**EXERCISE GOAL:** From the entries below, extract every line that includes the word "remarque".

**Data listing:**
══════════

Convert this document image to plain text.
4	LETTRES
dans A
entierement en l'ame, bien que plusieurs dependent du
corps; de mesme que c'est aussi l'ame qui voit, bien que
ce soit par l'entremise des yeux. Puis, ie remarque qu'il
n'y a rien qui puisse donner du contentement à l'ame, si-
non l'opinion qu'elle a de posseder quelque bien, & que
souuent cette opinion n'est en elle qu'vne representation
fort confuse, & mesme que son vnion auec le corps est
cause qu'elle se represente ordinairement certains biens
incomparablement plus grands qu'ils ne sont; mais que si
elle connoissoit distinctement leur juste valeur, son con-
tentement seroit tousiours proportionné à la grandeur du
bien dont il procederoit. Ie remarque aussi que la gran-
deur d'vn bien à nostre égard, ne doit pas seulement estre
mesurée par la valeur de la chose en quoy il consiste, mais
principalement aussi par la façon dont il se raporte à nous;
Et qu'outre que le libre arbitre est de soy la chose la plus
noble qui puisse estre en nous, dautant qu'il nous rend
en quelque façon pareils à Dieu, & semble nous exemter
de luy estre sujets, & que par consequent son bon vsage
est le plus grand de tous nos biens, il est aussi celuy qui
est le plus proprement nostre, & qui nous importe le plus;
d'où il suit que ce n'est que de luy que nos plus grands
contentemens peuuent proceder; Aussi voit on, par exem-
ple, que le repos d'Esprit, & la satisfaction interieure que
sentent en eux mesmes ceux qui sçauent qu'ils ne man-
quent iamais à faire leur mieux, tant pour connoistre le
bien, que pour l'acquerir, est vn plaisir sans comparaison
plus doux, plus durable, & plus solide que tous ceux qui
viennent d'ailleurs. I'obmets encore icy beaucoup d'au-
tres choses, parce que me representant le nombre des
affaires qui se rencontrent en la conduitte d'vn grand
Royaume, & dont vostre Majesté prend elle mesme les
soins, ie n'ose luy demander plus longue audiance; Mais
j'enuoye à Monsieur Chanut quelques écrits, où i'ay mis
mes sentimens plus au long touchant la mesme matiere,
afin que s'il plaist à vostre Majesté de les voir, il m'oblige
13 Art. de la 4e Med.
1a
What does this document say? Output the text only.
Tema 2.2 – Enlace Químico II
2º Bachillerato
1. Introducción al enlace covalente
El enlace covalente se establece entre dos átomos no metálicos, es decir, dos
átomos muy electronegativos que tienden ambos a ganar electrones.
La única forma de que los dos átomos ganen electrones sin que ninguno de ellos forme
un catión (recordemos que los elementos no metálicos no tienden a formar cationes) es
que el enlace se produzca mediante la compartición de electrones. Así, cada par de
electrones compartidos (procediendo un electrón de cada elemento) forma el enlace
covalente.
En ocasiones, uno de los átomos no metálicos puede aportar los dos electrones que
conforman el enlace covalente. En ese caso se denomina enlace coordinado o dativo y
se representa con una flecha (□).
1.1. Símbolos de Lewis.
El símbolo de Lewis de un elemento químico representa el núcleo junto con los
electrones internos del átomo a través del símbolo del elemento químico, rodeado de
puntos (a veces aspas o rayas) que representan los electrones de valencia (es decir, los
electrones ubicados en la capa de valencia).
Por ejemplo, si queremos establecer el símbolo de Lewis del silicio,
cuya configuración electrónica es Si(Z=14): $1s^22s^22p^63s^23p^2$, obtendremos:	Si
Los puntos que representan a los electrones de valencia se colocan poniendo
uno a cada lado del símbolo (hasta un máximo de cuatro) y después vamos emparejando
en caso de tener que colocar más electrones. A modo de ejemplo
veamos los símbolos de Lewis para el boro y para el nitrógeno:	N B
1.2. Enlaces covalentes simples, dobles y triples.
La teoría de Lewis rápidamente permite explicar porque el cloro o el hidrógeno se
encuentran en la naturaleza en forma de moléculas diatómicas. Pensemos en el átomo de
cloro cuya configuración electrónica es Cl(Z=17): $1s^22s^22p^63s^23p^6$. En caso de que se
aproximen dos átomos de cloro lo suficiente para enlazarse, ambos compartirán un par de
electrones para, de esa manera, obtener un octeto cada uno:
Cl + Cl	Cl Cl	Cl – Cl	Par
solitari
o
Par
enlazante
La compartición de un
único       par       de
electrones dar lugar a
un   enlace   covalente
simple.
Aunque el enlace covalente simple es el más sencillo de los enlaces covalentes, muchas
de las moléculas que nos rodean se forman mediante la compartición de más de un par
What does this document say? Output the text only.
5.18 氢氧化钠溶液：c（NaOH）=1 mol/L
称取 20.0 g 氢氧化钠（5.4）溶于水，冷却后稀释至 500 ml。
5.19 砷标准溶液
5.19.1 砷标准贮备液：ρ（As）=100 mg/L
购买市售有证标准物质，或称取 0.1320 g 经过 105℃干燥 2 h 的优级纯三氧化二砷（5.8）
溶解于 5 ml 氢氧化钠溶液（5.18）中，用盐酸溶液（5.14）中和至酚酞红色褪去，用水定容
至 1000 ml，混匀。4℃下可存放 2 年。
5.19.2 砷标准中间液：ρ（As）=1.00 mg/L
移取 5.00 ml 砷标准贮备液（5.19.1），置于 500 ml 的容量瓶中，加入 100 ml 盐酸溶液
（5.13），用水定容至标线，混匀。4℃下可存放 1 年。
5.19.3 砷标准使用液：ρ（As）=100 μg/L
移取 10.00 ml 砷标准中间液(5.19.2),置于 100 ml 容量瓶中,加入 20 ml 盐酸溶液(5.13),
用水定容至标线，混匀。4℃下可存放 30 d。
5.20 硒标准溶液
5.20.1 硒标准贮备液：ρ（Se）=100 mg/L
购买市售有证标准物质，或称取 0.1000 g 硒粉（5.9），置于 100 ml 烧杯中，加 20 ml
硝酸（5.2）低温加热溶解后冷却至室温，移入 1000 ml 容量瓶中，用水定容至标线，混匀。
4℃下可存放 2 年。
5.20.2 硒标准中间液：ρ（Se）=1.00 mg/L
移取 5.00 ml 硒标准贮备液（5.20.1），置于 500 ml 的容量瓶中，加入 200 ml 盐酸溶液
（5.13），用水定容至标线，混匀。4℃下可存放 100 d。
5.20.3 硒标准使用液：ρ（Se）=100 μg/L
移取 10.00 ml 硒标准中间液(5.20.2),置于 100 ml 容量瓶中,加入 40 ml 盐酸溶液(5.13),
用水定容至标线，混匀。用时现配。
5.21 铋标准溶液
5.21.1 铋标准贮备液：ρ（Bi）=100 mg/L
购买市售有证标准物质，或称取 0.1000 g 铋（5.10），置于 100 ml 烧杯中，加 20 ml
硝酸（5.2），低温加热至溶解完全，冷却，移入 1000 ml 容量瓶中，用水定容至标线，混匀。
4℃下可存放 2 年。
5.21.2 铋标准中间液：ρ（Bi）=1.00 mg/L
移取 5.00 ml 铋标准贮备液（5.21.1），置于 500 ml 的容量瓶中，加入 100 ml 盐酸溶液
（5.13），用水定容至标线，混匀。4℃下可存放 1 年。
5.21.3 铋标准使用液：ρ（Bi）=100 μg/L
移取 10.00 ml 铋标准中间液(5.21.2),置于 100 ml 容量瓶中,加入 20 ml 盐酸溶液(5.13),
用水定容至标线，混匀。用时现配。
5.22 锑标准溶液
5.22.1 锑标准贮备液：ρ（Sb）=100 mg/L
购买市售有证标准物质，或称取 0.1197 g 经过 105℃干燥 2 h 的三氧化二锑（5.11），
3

══════════

**FINAL ANSWER:**
ce soit par l'entremise des yeux. Puis, ie remarque qu'il
bien dont il procederoit. Ie remarque aussi que la gran-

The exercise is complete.